:: STATED PROBLEM ::
Everything in the data should be repeated exactly, save for the images.

:: Stored records ::
━━━━

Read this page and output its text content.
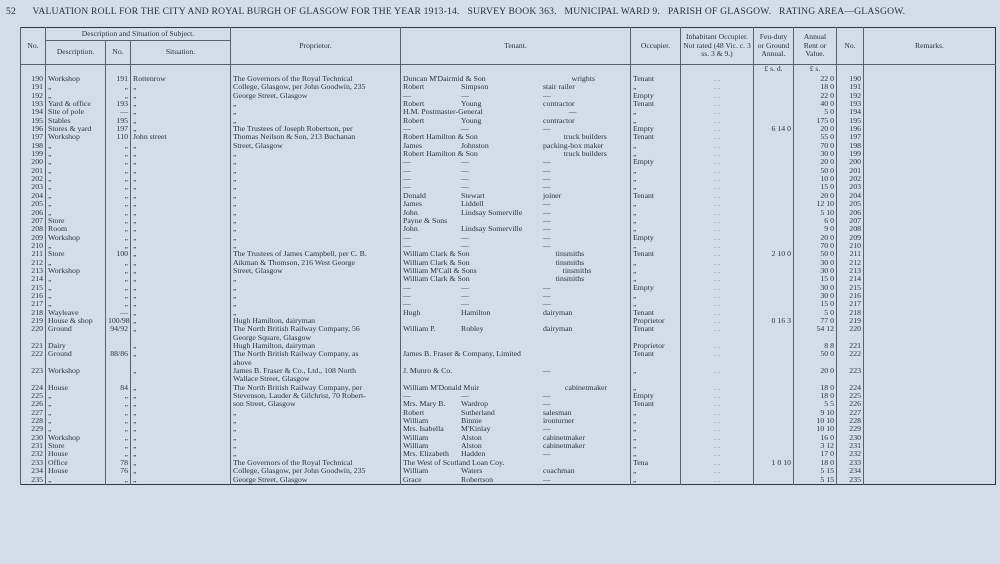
52 VALUATION ROLL FOR THE CITY AND ROYAL BURGH OF GLASGOW FOR THE YEAR 1913-14. SURVEY BOOK 363. MUNICIPAL WARD 9. PARISH OF GLASGOW. RATING AREA—GLASGOW.
No.	Description and Situation of Subject.			Proprietor.	Tenant.	Occupier.	Inhabitant Occupier. Not rated (48 Vic. c. 3 ss. 3 & 9.)	Feu-duty or Ground Annual.	Annual Rent or Value.	No.	Remarks.
	Description.	No.	Situation.								
								£ s. d.	£ s.		
190	Workshop	191	Rottenrow	The Governors of the Royal Technical	Duncan M'Dairmid & Son wrights	Tenant	. .		22 0	190	
191	„	„	„	College, Glasgow, per John Goodwin, 235	Robert Simpson stair railer	„	. .		18 0	191	
192	„	„	„	George Street, Glasgow	— — —	Empty	. .		22 0	192	
193	Yard & office	193	„	„	Robert Young contractor	Tenant	. .		40 0	193	
194	Site of pole	—	„	„	H.M. Postmaster-General —	„	. .		5 0	194	
195	Stables	195	„	„	Robert Young contractor	„	. .		175 0	195	
196	Stores & yard	197	„	The Trustees of Joseph Robertson, per	— — —	Empty	. .	6 14 0	20 0	196	
197	Workshop	110	John street	Thomas Neilson & Son, 213 Buchanan	Robert Hamilton & Son truck builders	Tenant	. .		55 0	197	
198	„	„	„	Street, Glasgow	James Johnston packing-box maker	„	. .		70 0	198	
199	„	„	„	„	Robert Hamilton & Son truck builders	„	. .		30 0	199	
200	„	„	„	„	— — —	Empty	. .		20 0	200	
201	„	„	„	„	— — —	„	. .		50 0	201	
202	„	„	„	„	— — —	„	. .		10 0	202	
203	„	„	„	„	— — —	„	. .		15 0	203	
204	„	„	„	„	Donald Stewart joiner	Tenant	. .		20 0	204	
205	„	„	„	„	James Liddell —	„	. .		12 10	205	
206	„	„	„	„	John Lindsay Somerville —	„	. .		5 10	206	
207	Store	„	„	„	Payne & Sons —	„	. .		6 0	207	
208	Room	„	„	„	John Lindsay Somerville —	„	. .		9 0	208	
209	Workshop	„	„	„	— — —	Empty	. .		20 0	209	
210	„	„	„	„	— — —	„	. .		70 0	210	
211	Store	100	„	The Trustees of James Campbell, per C. B.	William Clark & Son tinsmiths	Tenant	. .	2 10 0	50 0	211	
212	„	„	„	Aikman & Thomson, 216 West George	William Clark & Son tinsmiths	„	. .		30 0	212	
213	Workshop	„	„	Street, Glasgow	William M'Call & Sons tinsmiths	„	. .		30 0	213	
214	„	„	„	„	William Clark & Son tinsmiths	„	. .		15 0	214	
215	„	„	„	„	— — —	Empty	. .		30 0	215	
216	„	„	„	„	— — —	„	. .		30 0	216	
217	„	„	„	„	— — —	„	. .		15 0	217	
218	Wayleave	—	„	„	Hugh Hamilton dairyman	Tenant	. .		5 0	218	
219	House & shop	100/98	„	Hugh Hamilton, dairyman		Proprietor	. .	0 16 3	77 0	219	
220	Ground	94/92	„	The North British Railway Company, 56	William P. Robley dairyman	Tenant	. .		54 12	220	
				George Square, Glasgow							
221	Dairy		„	Hugh Hamilton, dairyman		Proprietor	. .		8 8	221	
222	Ground	88/86	„	The North British Railway Company, as	James B. Fraser & Company, Limited	Tenant	. .		50 0	222	
				above							
223	Workshop		„	James B. Fraser & Co., Ltd., 108 North	J. Munro & Co. —	„	. .		20 0	223	
				Wallace Street, Glasgow							
224	House	84	„	The North British Railway Company, per	William M'Donald Muir cabinetmaker	„	. .		18 0	224	
225	„	„	„	Stevenson, Lauder & Gilchrist, 70 Robert-	— — —	Empty	. .		18 0	225	
226	„	„	„	son Street, Glasgow	Mrs. Mary B. Wardrop —	Tenant	. .		5 5	226	
227	„	„	„	„	Robert Sutherland salesman	„	. .		9 10	227	
228	„	„	„	„	William Binnie ironturner	„	. .		10 10	228	
229	„	„	„	„	Mrs. Isabella M'Kinlay —	„	. .		10 10	229	
230	Workshop	„	„	„	William Alston cabinetmaker	„	. .		16 0	230	
231	Store	„	„	„	William Alston cabinetmaker	„	. .		3 12	231	
232	House	„	„	„	Mrs. Elizabeth Hadden —	„	. .		17 0	232	
233	Office	78	„	The Governors of the Royal Technical	The West of Scotland Loan Coy.	Tena	. .	1 0 10	18 0	233	
234	House	76	„	College, Glasgow, per John Goodwin, 235	William Waters coachman	„	. .		5 15	234	
235	„	„	„	George Street, Glasgow	Grace Robertson —	„	. .		5 15	235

━━━━

:: OUTPUT BELOW ::
Read this page and output its text content.
52 VALUATION ROLL FOR THE CITY AND ROYAL BURGH OF GLASGOW FOR THE YEAR 1913-14. SURVEY BOOK 363. MUNICIPAL WARD 9. PARISH OF GLASGOW. RATING AREA—GLASGOW.
No.	Description and Situation of Subject.			Proprietor.	Tenant.	Occupier.	Inhabitant Occupier. Not rated (48 Vic. c. 3 ss. 3 & 9.)	Feu-duty or Ground Annual.	Annual Rent or Value.	No.	Remarks.
	Description.	No.	Situation.								
								£ s. d.	£ s.		
190	Workshop	191	Rottenrow	The Governors of the Royal Technical	Duncan M'Dairmid & Son wrights	Tenant	. .		22 0	190	
191	„	„	„	College, Glasgow, per John Goodwin, 235	Robert Simpson stair railer	„	. .		18 0	191	
192	„	„	„	George Street, Glasgow	— — —	Empty	. .		22 0	192	
193	Yard & office	193	„	„	Robert Young contractor	Tenant	. .		40 0	193	
194	Site of pole	—	„	„	H.M. Postmaster-General —	„	. .		5 0	194	
195	Stables	195	„	„	Robert Young contractor	„	. .		175 0	195	
196	Stores & yard	197	„	The Trustees of Joseph Robertson, per	— — —	Empty	. .	6 14 0	20 0	196	
197	Workshop	110	John street	Thomas Neilson & Son, 213 Buchanan	Robert Hamilton & Son truck builders	Tenant	. .		55 0	197	
198	„	„	„	Street, Glasgow	James Johnston packing-box maker	„	. .		70 0	198	
199	„	„	„	„	Robert Hamilton & Son truck builders	„	. .		30 0	199	
200	„	„	„	„	— — —	Empty	. .		20 0	200	
201	„	„	„	„	— — —	„	. .		50 0	201	
202	„	„	„	„	— — —	„	. .		10 0	202	
203	„	„	„	„	— — —	„	. .		15 0	203	
204	„	„	„	„	Donald Stewart joiner	Tenant	. .		20 0	204	
205	„	„	„	„	James Liddell —	„	. .		12 10	205	
206	„	„	„	„	John Lindsay Somerville —	„	. .		5 10	206	
207	Store	„	„	„	Payne & Sons —	„	. .		6 0	207	
208	Room	„	„	„	John Lindsay Somerville —	„	. .		9 0	208	
209	Workshop	„	„	„	— — —	Empty	. .		20 0	209	
210	„	„	„	„	— — —	„	. .		70 0	210	
211	Store	100	„	The Trustees of James Campbell, per C. B.	William Clark & Son tinsmiths	Tenant	. .	2 10 0	50 0	211	
212	„	„	„	Aikman & Thomson, 216 West George	William Clark & Son tinsmiths	„	. .		30 0	212	
213	Workshop	„	„	Street, Glasgow	William M'Call & Sons tinsmiths	„	. .		30 0	213	
214	„	„	„	„	William Clark & Son tinsmiths	„	. .		15 0	214	
215	„	„	„	„	— — —	Empty	. .		30 0	215	
216	„	„	„	„	— — —	„	. .		30 0	216	
217	„	„	„	„	— — —	„	. .		15 0	217	
218	Wayleave	—	„	„	Hugh Hamilton dairyman	Tenant	. .		5 0	218	
219	House & shop	100/98	„	Hugh Hamilton, dairyman		Proprietor	. .	0 16 3	77 0	219	
220	Ground	94/92	„	The North British Railway Company, 56	William P. Robley dairyman	Tenant	. .		54 12	220	
				George Square, Glasgow							
221	Dairy		„	Hugh Hamilton, dairyman		Proprietor	. .		8 8	221	
222	Ground	88/86	„	The North British Railway Company, as	James B. Fraser & Company, Limited	Tenant	. .		50 0	222	
				above							
223	Workshop		„	James B. Fraser & Co., Ltd., 108 North	J. Munro & Co. —	„	. .		20 0	223	
				Wallace Street, Glasgow							
224	House	84	„	The North British Railway Company, per	William M'Donald Muir cabinetmaker	„	. .		18 0	224	
225	„	„	„	Stevenson, Lauder & Gilchrist, 70 Robert-	— — —	Empty	. .		18 0	225	
226	„	„	„	son Street, Glasgow	Mrs. Mary B. Wardrop —	Tenant	. .		5 5	226	
227	„	„	„	„	Robert Sutherland salesman	„	. .		9 10	227	
228	„	„	„	„	William Binnie ironturner	„	. .		10 10	228	
229	„	„	„	„	Mrs. Isabella M'Kinlay —	„	. .		10 10	229	
230	Workshop	„	„	„	William Alston cabinetmaker	„	. .		16 0	230	
231	Store	„	„	„	William Alston cabinetmaker	„	. .		3 12	231	
232	House	„	„	„	Mrs. Elizabeth Hadden —	„	. .		17 0	232	
233	Office	78	„	The Governors of the Royal Technical	The West of Scotland Loan Coy.	Tena	. .	1 0 10	18 0	233	
234	House	76	„	College, Glasgow, per John Goodwin, 235	William Waters coachman	„	. .		5 15	234	
235	„	„	„	George Street, Glasgow	Grace Robertson —	„	. .		5 15	235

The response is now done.